- _DIRECTION_:
Repeat every line below exactly, word for word.

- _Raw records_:
--- Begin ---
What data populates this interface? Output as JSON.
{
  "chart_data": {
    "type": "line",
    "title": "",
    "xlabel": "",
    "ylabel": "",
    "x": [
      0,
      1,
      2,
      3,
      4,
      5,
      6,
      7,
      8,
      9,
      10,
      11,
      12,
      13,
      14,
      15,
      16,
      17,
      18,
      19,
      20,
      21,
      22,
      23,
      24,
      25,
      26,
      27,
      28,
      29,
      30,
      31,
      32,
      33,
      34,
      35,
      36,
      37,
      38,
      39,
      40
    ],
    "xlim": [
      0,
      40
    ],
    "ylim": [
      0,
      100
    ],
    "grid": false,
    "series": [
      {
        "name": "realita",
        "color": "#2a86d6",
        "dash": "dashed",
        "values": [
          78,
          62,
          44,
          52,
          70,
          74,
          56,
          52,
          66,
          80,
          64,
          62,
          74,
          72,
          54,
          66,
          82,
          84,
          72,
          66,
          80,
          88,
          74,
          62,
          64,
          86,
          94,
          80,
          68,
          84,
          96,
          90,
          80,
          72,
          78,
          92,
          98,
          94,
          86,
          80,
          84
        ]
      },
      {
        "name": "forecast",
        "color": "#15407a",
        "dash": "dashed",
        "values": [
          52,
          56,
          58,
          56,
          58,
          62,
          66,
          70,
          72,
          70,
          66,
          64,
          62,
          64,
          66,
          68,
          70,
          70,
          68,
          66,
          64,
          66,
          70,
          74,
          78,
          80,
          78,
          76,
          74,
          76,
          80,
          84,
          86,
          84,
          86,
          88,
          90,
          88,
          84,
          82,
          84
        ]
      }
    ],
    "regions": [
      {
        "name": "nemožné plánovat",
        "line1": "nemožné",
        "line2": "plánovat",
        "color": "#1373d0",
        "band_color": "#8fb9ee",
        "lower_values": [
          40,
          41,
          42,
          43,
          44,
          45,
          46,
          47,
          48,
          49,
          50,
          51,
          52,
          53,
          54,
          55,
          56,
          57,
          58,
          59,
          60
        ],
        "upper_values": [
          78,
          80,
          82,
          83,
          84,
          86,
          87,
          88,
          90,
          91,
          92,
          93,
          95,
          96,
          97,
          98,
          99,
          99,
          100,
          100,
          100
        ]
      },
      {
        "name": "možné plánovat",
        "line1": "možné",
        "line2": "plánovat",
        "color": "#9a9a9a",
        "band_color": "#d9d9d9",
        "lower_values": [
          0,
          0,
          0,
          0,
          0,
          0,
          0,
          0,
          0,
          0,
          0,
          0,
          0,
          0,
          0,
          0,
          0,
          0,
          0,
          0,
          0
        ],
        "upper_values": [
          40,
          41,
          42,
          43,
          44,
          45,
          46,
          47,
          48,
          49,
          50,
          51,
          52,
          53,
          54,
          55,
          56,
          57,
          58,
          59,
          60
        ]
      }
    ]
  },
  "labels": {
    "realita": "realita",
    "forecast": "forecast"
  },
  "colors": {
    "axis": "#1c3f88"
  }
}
--- End ---
- _EXERCISE RESPONSE_:
What data populates this interface? Output as JSON.
{
  "chart_data": {
    "type": "line",
    "title": "",
    "xlabel": "",
    "ylabel": "",
    "x": [
      0,
      1,
      2,
      3,
      4,
      5,
      6,
      7,
      8,
      9,
      10,
      11,
      12,
      13,
      14,
      15,
      16,
      17,
      18,
      19,
      20,
      21,
      22,
      23,
      24,
      25,
      26,
      27,
      28,
      29,
      30,
      31,
      32,
      33,
      34,
      35,
      36,
      37,
      38,
      39,
      40
    ],
    "xlim": [
      0,
      40
    ],
    "ylim": [
      0,
      100
    ],
    "grid": false,
    "series": [
      {
        "name": "realita",
        "color": "#2a86d6",
        "dash": "dashed",
        "values": [
          78,
          62,
          44,
          52,
          70,
          74,
          56,
          52,
          66,
          80,
          64,
          62,
          74,
          72,
          54,
          66,
          82,
          84,
          72,
          66,
          80,
          88,
          74,
          62,
          64,
          86,
          94,
          80,
          68,
          84,
          96,
          90,
          80,
          72,
          78,
          92,
          98,
          94,
          86,
          80,
          84
        ]
      },
      {
        "name": "forecast",
        "color": "#15407a",
        "dash": "dashed",
        "values": [
          52,
          56,
          58,
          56,
          58,
          62,
          66,
          70,
          72,
          70,
          66,
          64,
          62,
          64,
          66,
          68,
          70,
          70,
          68,
          66,
          64,
          66,
          70,
          74,
          78,
          80,
          78,
          76,
          74,
          76,
          80,
          84,
          86,
          84,
          86,
          88,
          90,
          88,
          84,
          82,
          84
        ]
      }
    ],
    "regions": [
      {
        "name": "nemožné plánovat",
        "line1": "nemožné",
        "line2": "plánovat",
        "color": "#1373d0",
        "band_color": "#8fb9ee",
        "lower_values": [
          40,
          41,
          42,
          43,
          44,
          45,
          46,
          47,
          48,
          49,
          50,
          51,
          52,
          53,
          54,
          55,
          56,
          57,
          58,
          59,
          60
        ],
        "upper_values": [
          78,
          80,
          82,
          83,
          84,
          86,
          87,
          88,
          90,
          91,
          92,
          93,
          95,
          96,
          97,
          98,
          99,
          99,
          100,
          100,
          100
        ]
      },
      {
        "name": "možné plánovat",
        "line1": "možné",
        "line2": "plánovat",
        "color": "#9a9a9a",
        "band_color": "#d9d9d9",
        "lower_values": [
          0,
          0,
          0,
          0,
          0,
          0,
          0,
          0,
          0,
          0,
          0,
          0,
          0,
          0,
          0,
          0,
          0,
          0,
          0,
          0,
          0
        ],
        "upper_values": [
          40,
          41,
          42,
          43,
          44,
          45,
          46,
          47,
          48,
          49,
          50,
          51,
          52,
          53,
          54,
          55,
          56,
          57,
          58,
          59,
          60
        ]
      }
    ]
  },
  "labels": {
    "realita": "realita",
    "forecast": "forecast"
  },
  "colors": {
    "axis": "#1c3f88"
  }
}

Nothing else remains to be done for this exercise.